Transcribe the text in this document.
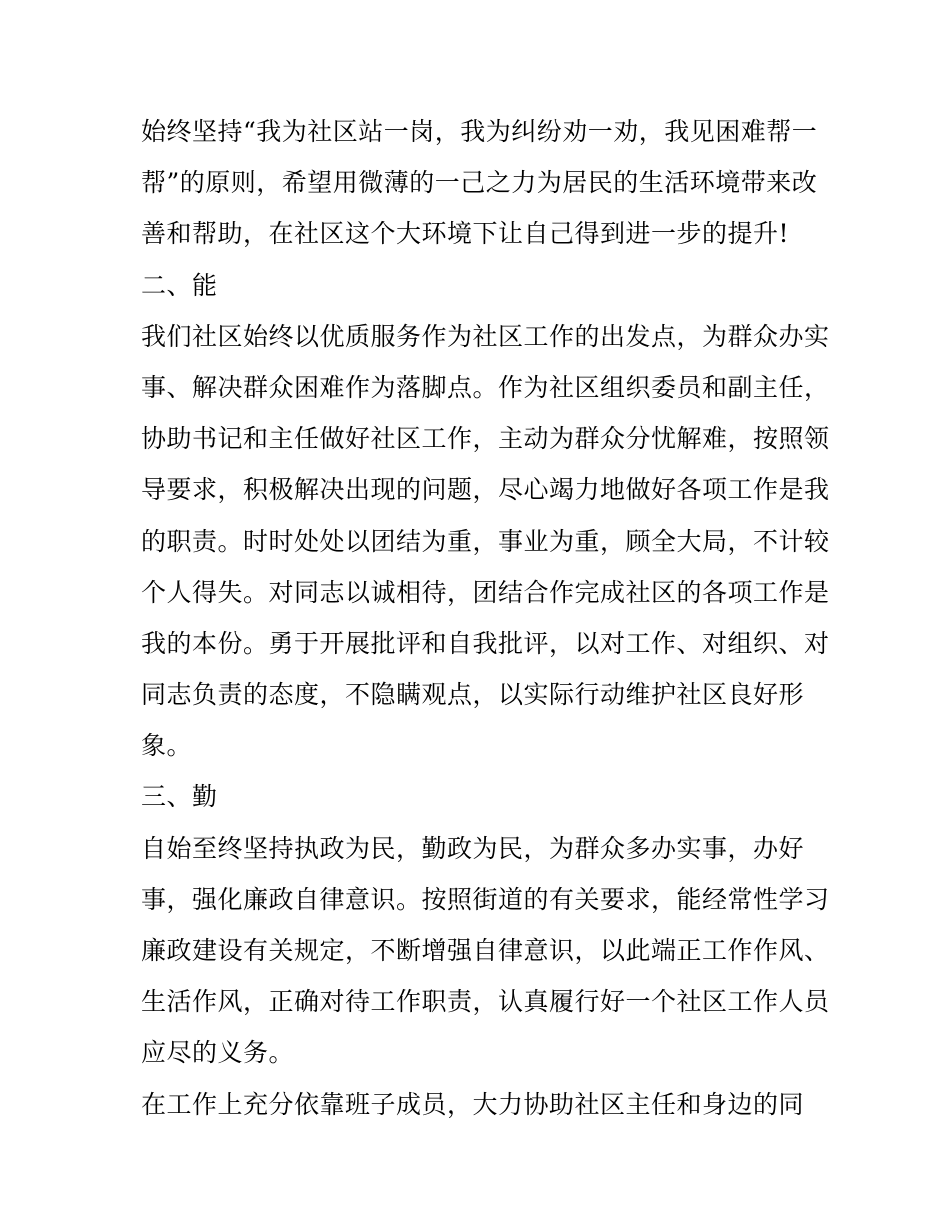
始终坚持“我为社区站一岗，我为纠纷劝一劝，我见困难帮一
帮”的原则，希望用微薄的一己之力为居民的生活环境带来改
善和帮助，在社区这个大环境下让自己得到进一步的提升!
二、能
我们社区始终以优质服务作为社区工作的出发点，为群众办实
事、解决群众困难作为落脚点。作为社区组织委员和副主任，
协助书记和主任做好社区工作，主动为群众分忧解难，按照领
导要求，积极解决出现的问题，尽心竭力地做好各项工作是我
的职责。时时处处以团结为重，事业为重，顾全大局，不计较
个人得失。对同志以诚相待，团结合作完成社区的各项工作是
我的本份。勇于开展批评和自我批评，以对工作、对组织、对
同志负责的态度，不隐瞒观点，以实际行动维护社区良好形
象。
三、勤
自始至终坚持执政为民，勤政为民，为群众多办实事，办好
事，强化廉政自律意识。按照街道的有关要求，能经常性学习
廉政建设有关规定，不断增强自律意识，以此端正工作作风、
生活作风，正确对待工作职责，认真履行好一个社区工作人员
应尽的义务。
在工作上充分依靠班子成员，大力协助社区主任和身边的同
********************
> Objective
Copy out the data above exactly, except the pictures.

> Complete response
Transcribe the text in this document.
始终坚持“我为社区站一岗，我为纠纷劝一劝，我见困难帮一
帮”的原则，希望用微薄的一己之力为居民的生活环境带来改
善和帮助，在社区这个大环境下让自己得到进一步的提升!
二、能
我们社区始终以优质服务作为社区工作的出发点，为群众办实
事、解决群众困难作为落脚点。作为社区组织委员和副主任，
协助书记和主任做好社区工作，主动为群众分忧解难，按照领
导要求，积极解决出现的问题，尽心竭力地做好各项工作是我
的职责。时时处处以团结为重，事业为重，顾全大局，不计较
个人得失。对同志以诚相待，团结合作完成社区的各项工作是
我的本份。勇于开展批评和自我批评，以对工作、对组织、对
同志负责的态度，不隐瞒观点，以实际行动维护社区良好形
象。
三、勤
自始至终坚持执政为民，勤政为民，为群众多办实事，办好
事，强化廉政自律意识。按照街道的有关要求，能经常性学习
廉政建设有关规定，不断增强自律意识，以此端正工作作风、
生活作风，正确对待工作职责，认真履行好一个社区工作人员
应尽的义务。
在工作上充分依靠班子成员，大力协助社区主任和身边的同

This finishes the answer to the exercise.